What you are asked to do
Note each line where "Duarte" appears, and copy it.

Saved data entries
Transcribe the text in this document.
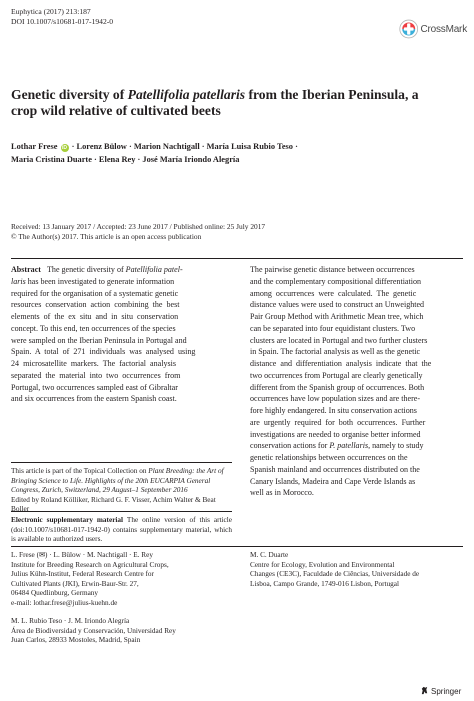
Euphytica (2017) 213:187
DOI 10.1007/s10681-017-1942-0
CrossMark
Genetic diversity of Patellifolia patellaris from the Iberian Peninsula, a crop wild relative of cultivated beets
Lothar Frese iD · Lorenz Bülow · Marion Nachtigall · María Luisa Rubio Teso ·
Maria Cristina Duarte · Elena Rey · José María Iriondo Alegría
Received: 13 January 2017 / Accepted: 23 June 2017 / Published online: 25 July 2017
© The Author(s) 2017. This article is an open access publication
Abstract The genetic diversity of Patellifolia patel-
laris has been investigated to generate information
required for the organisation of a systematic genetic
resources  conservation  action  combining  the  best
elements  of  the  ex  situ  and  in  situ  conservation
concept. To this end, ten occurrences of the species
were sampled on the Iberian Peninsula in Portugal and
Spain.  A  total  of  271  individuals  was  analysed  using
24  microsatellite  markers.  The  factorial  analysis
separated  the  material  into  two  occurrences  from
Portugal, two occurrences sampled east of Gibraltar
and six occurrences from the eastern Spanish coast.
The pairwise genetic distance between occurrences
and the complementary compositional differentiation
among  occurrences  were  calculated.  The  genetic
distance values were used to construct an Unweighted
Pair Group Method with Arithmetic Mean tree, which
can be separated into four equidistant clusters. Two
clusters are located in Portugal and two further clusters
in Spain. The factorial analysis as well as the genetic
distance  and  differentiation  analysis  indicate  that  the
two occurrences from Portugal are clearly genetically
different from the Spanish group of occurrences. Both
occurrences have low population sizes and are there-
fore highly endangered. In situ conservation actions
are  urgently  required  for  both  occurrences.  Further
investigations are needed to organise better informed
conservation actions for P. patellaris, namely to study
genetic relationships between occurrences on the
Spanish mainland and occurrences distributed on the
Canary Islands, Madeira and Cape Verde Islands as
well as in Morocco.
This article is part of the Topical Collection on Plant Breeding: the Art of Bringing Science to Life. Highlights of the 20th EUCARPIA General Congress, Zurich, Switzerland, 29 August–1 September 2016
Edited by Roland Kölliker, Richard G. F. Visser, Achim Walter & Beat Boller
Electronic supplementary material The online version of this article (doi:10.1007/s10681-017-1942-0) contains supplementary material, which is available to authorized users.
L. Frese (✉) · L. Bülow · M. Nachtigall · E. Rey
Institute for Breeding Research on Agricultural Crops,
Julius Kühn-Institut, Federal Research Centre for
Cultivated Plants (JKI), Erwin-Baur-Str. 27,
06484 Quedlinburg, Germany
e-mail: lothar.frese@julius-kuehn.de
M. L. Rubio Teso · J. M. Iriondo Alegría
Área de Biodiversidad y Conservación, Universidad Rey
Juan Carlos, 28933 Mostoles, Madrid, Spain
M. C. Duarte
Centre for Ecology, Evolution and Environmental
Changes (CE3C), Faculdade de Ciências, Universidade de
Lisboa, Campo Grande, 1749-016 Lisbon, Portugal
Springer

Solution to this problem
Maria Cristina Duarte · Elena Rey · José María Iriondo Alegría
M. C. Duarte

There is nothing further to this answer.